Layout dataset entries:
☆ ☆ ☆ ☆

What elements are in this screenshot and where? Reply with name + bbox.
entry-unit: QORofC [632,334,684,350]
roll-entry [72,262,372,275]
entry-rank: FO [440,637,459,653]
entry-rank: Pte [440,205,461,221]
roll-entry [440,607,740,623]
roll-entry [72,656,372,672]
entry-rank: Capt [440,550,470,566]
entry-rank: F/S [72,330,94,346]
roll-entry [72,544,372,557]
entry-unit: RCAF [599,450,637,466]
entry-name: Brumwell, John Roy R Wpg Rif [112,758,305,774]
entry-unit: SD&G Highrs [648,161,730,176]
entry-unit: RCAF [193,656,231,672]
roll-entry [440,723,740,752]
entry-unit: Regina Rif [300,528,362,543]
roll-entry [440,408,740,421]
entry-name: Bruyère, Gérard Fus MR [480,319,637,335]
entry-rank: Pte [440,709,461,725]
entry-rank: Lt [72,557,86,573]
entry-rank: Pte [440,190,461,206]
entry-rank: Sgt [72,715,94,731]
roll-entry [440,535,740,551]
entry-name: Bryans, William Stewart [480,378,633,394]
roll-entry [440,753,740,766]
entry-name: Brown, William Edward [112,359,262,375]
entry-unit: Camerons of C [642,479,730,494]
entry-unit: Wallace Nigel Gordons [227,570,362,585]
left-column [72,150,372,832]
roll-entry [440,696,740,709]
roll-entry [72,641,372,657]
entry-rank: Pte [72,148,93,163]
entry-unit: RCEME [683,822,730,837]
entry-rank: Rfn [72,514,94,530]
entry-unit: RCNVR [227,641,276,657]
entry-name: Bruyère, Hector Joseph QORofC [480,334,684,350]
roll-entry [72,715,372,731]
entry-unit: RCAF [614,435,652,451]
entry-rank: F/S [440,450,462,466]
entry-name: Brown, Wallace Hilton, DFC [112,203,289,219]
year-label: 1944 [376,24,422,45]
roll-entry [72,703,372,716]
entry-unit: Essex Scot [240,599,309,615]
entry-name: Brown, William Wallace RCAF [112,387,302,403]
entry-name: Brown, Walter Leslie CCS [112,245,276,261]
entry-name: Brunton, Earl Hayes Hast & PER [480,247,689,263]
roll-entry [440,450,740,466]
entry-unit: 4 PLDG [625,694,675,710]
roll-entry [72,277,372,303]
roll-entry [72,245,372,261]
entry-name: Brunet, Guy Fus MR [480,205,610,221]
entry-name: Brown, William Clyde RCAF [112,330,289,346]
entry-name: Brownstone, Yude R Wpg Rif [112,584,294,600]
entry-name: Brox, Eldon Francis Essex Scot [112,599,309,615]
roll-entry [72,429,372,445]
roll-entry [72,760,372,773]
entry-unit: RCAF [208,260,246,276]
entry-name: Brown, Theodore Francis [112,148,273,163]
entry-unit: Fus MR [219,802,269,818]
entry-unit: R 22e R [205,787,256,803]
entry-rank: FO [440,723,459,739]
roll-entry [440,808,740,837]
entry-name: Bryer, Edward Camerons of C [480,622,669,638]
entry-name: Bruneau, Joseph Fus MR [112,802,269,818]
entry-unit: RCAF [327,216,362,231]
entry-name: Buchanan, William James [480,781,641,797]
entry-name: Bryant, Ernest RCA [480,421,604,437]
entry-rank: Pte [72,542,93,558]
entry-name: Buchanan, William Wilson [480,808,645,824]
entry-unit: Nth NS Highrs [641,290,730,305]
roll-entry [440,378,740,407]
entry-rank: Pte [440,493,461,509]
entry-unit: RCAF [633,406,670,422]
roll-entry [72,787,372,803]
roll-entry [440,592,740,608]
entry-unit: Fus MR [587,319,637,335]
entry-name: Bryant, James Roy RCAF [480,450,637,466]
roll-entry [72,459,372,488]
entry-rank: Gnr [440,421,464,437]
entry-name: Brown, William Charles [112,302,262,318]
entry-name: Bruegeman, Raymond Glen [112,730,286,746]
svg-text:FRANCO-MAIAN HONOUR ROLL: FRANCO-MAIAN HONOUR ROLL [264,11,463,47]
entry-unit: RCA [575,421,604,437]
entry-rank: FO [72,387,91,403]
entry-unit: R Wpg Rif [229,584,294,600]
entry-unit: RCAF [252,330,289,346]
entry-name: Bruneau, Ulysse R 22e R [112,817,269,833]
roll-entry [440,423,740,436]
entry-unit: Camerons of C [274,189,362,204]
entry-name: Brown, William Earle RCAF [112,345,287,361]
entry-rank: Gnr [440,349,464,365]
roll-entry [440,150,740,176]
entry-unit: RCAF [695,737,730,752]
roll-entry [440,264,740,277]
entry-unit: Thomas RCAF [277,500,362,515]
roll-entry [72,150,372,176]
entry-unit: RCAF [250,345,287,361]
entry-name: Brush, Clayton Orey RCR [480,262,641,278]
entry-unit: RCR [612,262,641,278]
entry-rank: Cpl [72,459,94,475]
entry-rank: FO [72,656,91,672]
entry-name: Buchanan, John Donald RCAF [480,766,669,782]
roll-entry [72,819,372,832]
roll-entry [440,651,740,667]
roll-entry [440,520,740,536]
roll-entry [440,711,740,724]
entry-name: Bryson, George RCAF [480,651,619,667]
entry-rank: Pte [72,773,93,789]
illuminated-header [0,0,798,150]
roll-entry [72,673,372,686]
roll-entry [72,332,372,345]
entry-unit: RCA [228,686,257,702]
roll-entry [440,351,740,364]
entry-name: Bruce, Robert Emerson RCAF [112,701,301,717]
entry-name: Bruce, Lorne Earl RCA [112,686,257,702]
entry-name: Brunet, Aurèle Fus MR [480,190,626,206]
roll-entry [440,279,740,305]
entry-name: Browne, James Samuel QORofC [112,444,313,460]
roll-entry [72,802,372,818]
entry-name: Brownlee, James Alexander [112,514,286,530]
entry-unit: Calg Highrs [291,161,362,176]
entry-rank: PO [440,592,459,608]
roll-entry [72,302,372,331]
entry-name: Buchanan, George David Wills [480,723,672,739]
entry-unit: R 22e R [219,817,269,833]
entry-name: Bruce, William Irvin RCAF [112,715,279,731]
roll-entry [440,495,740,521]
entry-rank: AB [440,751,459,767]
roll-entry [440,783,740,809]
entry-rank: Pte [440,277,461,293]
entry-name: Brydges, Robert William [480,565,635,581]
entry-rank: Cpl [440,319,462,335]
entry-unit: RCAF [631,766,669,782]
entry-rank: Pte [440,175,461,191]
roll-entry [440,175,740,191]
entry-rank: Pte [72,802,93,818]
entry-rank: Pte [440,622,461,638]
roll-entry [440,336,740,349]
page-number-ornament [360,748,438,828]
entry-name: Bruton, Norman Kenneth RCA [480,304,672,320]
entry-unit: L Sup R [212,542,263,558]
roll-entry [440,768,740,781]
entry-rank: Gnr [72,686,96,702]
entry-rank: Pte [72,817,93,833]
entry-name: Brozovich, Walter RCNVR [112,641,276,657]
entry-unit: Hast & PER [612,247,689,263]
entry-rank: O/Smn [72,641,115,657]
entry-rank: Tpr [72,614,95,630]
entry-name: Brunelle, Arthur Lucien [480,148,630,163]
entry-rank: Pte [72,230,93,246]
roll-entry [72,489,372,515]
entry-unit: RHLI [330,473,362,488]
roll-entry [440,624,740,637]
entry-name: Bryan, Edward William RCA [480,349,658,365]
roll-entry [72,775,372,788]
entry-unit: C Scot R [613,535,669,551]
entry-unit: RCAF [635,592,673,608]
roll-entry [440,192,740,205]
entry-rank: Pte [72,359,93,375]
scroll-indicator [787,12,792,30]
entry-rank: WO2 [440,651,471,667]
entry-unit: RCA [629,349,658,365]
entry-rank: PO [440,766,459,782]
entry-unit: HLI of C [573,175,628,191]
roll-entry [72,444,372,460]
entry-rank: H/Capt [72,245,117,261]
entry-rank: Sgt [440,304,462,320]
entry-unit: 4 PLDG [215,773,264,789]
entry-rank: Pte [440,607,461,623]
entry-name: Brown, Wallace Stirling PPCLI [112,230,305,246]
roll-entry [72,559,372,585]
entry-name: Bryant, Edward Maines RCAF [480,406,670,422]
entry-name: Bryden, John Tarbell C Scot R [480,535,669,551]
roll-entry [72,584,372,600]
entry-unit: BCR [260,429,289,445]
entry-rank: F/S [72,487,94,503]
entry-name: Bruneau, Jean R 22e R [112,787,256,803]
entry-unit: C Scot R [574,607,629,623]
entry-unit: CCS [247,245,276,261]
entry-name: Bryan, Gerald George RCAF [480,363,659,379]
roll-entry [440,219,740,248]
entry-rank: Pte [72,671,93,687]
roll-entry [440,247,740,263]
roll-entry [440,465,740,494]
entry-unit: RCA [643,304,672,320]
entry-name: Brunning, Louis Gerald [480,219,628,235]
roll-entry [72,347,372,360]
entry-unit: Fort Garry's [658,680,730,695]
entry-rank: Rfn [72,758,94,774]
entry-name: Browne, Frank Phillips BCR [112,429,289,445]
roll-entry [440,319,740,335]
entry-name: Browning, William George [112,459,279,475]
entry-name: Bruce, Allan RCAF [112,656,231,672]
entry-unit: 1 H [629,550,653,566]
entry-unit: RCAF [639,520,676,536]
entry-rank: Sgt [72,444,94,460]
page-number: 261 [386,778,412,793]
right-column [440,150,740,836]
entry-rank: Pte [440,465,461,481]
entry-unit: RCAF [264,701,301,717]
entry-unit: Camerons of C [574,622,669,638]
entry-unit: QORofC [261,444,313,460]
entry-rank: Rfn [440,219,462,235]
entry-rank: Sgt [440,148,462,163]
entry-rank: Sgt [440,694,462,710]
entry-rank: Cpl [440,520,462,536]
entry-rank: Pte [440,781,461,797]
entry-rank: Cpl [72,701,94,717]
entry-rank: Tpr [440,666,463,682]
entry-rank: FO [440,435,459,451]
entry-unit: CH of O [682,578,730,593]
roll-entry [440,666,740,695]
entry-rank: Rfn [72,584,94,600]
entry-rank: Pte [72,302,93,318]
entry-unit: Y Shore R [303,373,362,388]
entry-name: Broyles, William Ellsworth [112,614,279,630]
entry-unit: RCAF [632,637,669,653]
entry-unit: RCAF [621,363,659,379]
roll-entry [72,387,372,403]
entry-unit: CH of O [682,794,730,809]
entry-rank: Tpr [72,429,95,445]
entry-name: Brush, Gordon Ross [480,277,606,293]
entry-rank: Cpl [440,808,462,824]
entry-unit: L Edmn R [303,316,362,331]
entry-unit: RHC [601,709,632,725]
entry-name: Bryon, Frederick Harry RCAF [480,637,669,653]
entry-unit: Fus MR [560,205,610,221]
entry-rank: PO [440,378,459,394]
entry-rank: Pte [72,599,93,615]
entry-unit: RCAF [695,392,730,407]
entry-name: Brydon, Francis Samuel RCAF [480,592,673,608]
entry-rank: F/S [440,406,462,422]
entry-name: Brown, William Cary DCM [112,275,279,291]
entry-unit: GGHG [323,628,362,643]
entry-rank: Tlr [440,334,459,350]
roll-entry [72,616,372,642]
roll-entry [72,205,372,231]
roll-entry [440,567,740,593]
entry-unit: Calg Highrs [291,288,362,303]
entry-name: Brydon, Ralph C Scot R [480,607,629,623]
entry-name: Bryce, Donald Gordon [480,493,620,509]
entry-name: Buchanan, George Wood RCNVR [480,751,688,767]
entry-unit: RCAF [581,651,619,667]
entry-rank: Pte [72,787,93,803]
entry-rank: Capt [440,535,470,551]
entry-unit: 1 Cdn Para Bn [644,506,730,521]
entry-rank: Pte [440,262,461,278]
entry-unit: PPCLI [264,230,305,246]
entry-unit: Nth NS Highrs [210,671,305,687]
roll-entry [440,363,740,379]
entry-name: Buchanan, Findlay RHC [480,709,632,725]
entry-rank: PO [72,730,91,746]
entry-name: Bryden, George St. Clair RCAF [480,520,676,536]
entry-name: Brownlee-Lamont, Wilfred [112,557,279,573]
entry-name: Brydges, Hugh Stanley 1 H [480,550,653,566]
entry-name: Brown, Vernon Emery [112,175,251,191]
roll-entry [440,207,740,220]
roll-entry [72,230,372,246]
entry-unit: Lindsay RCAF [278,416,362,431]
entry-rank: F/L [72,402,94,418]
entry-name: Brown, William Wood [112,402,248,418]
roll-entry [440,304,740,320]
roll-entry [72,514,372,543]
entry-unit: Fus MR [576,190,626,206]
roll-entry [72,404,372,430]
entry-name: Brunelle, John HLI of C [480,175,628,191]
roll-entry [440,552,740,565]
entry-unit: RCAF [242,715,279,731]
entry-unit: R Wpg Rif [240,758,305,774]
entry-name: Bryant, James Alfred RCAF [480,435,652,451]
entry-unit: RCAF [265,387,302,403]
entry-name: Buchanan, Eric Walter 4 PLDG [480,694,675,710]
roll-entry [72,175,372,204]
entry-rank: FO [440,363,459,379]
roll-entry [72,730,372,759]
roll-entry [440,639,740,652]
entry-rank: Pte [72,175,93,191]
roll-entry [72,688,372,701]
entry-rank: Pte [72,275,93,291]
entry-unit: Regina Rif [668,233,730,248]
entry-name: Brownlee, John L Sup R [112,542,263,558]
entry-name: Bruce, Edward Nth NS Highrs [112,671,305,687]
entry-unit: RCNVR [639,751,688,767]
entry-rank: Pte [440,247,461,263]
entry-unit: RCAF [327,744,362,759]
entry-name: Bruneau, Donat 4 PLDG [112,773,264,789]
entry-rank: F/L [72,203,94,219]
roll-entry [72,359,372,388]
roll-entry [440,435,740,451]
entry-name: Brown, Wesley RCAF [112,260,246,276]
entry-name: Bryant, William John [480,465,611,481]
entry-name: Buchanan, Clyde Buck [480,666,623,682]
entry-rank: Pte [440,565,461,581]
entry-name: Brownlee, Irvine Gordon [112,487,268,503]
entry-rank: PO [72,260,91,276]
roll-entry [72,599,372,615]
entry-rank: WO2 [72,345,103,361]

☆ ☆ ☆ ☆

** WHAT IS REQUIRED **
Repeat the records verbatim from their first line through the line containing "roll-entry [72,641,372,657]", with both ends included.

** SOLUTION **
What elements are in this screenshot and where? Reply with name + bbox.
entry-unit: QORofC [632,334,684,350]
roll-entry [72,262,372,275]
entry-rank: FO [440,637,459,653]
entry-rank: Pte [440,205,461,221]
roll-entry [440,607,740,623]
roll-entry [72,656,372,672]
entry-rank: Capt [440,550,470,566]
entry-rank: F/S [72,330,94,346]
roll-entry [72,544,372,557]
entry-unit: RCAF [599,450,637,466]
entry-name: Brumwell, John Roy R Wpg Rif [112,758,305,774]
entry-unit: SD&G Highrs [648,161,730,176]
entry-unit: RCAF [193,656,231,672]
roll-entry [440,723,740,752]
entry-unit: Regina Rif [300,528,362,543]
roll-entry [440,408,740,421]
entry-name: Bruyère, Gérard Fus MR [480,319,637,335]
entry-rank: Pte [440,709,461,725]
entry-rank: Lt [72,557,86,573]
entry-rank: Pte [440,190,461,206]
entry-rank: Sgt [72,715,94,731]
roll-entry [440,535,740,551]
entry-name: Bryans, William Stewart [480,378,633,394]
roll-entry [440,753,740,766]
entry-name: Brown, William Edward [112,359,262,375]
entry-unit: Camerons of C [642,479,730,494]
entry-unit: Wallace Nigel Gordons [227,570,362,585]
left-column [72,150,372,832]
roll-entry [440,696,740,709]
roll-entry [72,641,372,657]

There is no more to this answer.